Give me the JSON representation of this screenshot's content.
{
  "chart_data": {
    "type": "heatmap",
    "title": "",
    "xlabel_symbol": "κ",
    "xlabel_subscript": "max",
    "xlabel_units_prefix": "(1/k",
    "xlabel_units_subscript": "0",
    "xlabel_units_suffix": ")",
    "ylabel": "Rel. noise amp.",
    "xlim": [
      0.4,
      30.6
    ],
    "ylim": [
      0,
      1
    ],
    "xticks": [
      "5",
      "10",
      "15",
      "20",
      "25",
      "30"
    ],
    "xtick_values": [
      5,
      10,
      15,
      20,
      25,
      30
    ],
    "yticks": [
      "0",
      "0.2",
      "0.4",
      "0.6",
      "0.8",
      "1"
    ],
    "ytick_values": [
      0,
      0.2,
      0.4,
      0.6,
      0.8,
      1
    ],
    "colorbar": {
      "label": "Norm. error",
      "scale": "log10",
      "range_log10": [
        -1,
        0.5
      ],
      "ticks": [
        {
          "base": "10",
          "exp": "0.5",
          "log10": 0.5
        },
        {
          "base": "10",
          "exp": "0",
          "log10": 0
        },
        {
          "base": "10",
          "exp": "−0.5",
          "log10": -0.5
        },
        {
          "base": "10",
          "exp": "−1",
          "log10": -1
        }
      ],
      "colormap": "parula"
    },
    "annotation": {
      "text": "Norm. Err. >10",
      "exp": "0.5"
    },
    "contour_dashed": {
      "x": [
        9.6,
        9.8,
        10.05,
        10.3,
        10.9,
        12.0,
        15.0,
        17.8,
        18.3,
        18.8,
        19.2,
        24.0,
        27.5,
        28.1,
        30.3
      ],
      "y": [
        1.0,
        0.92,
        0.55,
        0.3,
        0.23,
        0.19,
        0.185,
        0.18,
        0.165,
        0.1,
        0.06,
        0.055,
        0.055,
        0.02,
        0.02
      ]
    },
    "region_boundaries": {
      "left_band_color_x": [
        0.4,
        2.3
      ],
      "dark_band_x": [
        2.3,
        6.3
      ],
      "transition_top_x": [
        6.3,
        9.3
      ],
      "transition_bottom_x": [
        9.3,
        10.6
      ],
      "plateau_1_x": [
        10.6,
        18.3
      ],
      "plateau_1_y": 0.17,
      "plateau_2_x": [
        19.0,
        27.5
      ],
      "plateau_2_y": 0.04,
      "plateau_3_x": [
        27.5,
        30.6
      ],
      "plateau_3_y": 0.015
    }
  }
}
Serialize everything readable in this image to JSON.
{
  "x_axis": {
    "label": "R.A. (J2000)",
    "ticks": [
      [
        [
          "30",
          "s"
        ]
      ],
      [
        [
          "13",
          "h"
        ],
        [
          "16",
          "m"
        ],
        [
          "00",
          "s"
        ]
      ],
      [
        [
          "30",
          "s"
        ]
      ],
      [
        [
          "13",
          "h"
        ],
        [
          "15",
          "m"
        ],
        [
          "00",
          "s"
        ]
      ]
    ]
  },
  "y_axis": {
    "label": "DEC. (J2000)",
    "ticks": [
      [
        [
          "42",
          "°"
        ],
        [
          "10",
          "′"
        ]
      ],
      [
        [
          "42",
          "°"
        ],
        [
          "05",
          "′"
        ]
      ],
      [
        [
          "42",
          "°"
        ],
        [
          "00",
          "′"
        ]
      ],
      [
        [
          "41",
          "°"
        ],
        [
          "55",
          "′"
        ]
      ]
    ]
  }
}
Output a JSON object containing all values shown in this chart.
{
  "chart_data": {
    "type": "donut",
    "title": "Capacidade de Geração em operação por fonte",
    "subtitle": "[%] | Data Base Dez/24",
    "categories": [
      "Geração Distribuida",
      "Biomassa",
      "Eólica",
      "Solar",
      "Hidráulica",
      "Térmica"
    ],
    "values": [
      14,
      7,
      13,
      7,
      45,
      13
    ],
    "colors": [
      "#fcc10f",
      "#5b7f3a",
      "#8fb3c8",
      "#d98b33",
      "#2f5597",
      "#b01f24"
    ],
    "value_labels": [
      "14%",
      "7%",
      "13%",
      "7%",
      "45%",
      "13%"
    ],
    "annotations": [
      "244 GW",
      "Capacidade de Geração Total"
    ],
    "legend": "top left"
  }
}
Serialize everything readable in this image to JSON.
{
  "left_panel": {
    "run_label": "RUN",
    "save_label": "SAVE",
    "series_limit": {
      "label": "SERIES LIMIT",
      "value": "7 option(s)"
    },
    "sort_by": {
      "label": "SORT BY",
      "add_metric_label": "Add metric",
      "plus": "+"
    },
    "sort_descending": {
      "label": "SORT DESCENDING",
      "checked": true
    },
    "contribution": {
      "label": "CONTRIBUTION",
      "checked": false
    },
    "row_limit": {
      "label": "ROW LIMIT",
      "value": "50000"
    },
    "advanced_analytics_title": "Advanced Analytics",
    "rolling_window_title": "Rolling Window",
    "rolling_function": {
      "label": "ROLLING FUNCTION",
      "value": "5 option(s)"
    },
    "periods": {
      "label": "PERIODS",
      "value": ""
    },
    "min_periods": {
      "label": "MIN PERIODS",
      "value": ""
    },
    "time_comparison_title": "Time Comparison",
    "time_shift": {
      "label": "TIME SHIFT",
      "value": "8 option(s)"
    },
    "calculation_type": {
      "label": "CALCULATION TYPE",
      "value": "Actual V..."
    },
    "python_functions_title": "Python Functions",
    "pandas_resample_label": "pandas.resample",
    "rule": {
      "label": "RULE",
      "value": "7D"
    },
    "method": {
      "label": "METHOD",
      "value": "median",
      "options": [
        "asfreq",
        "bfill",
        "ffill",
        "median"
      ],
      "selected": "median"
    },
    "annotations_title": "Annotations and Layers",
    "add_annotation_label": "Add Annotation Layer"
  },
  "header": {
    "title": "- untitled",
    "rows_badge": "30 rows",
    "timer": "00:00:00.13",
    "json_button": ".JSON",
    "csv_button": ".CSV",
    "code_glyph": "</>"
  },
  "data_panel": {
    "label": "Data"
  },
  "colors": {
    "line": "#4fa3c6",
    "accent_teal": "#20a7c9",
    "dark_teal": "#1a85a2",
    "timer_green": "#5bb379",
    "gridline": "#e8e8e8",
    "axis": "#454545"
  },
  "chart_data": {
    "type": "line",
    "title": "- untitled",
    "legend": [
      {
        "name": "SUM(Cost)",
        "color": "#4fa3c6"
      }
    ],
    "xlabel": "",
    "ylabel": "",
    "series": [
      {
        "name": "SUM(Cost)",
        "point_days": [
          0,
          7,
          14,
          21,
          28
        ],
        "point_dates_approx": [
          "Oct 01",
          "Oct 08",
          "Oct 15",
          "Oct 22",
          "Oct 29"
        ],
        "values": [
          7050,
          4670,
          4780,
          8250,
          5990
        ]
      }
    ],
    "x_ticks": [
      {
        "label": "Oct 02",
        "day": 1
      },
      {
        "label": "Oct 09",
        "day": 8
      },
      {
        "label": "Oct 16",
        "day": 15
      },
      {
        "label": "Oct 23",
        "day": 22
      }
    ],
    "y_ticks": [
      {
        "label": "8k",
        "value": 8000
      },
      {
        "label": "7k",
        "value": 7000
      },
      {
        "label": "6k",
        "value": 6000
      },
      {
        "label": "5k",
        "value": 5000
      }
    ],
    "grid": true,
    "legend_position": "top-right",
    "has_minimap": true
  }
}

-------------------------

Give the number of lines in the data that contain "Capacidade", with no other words.

2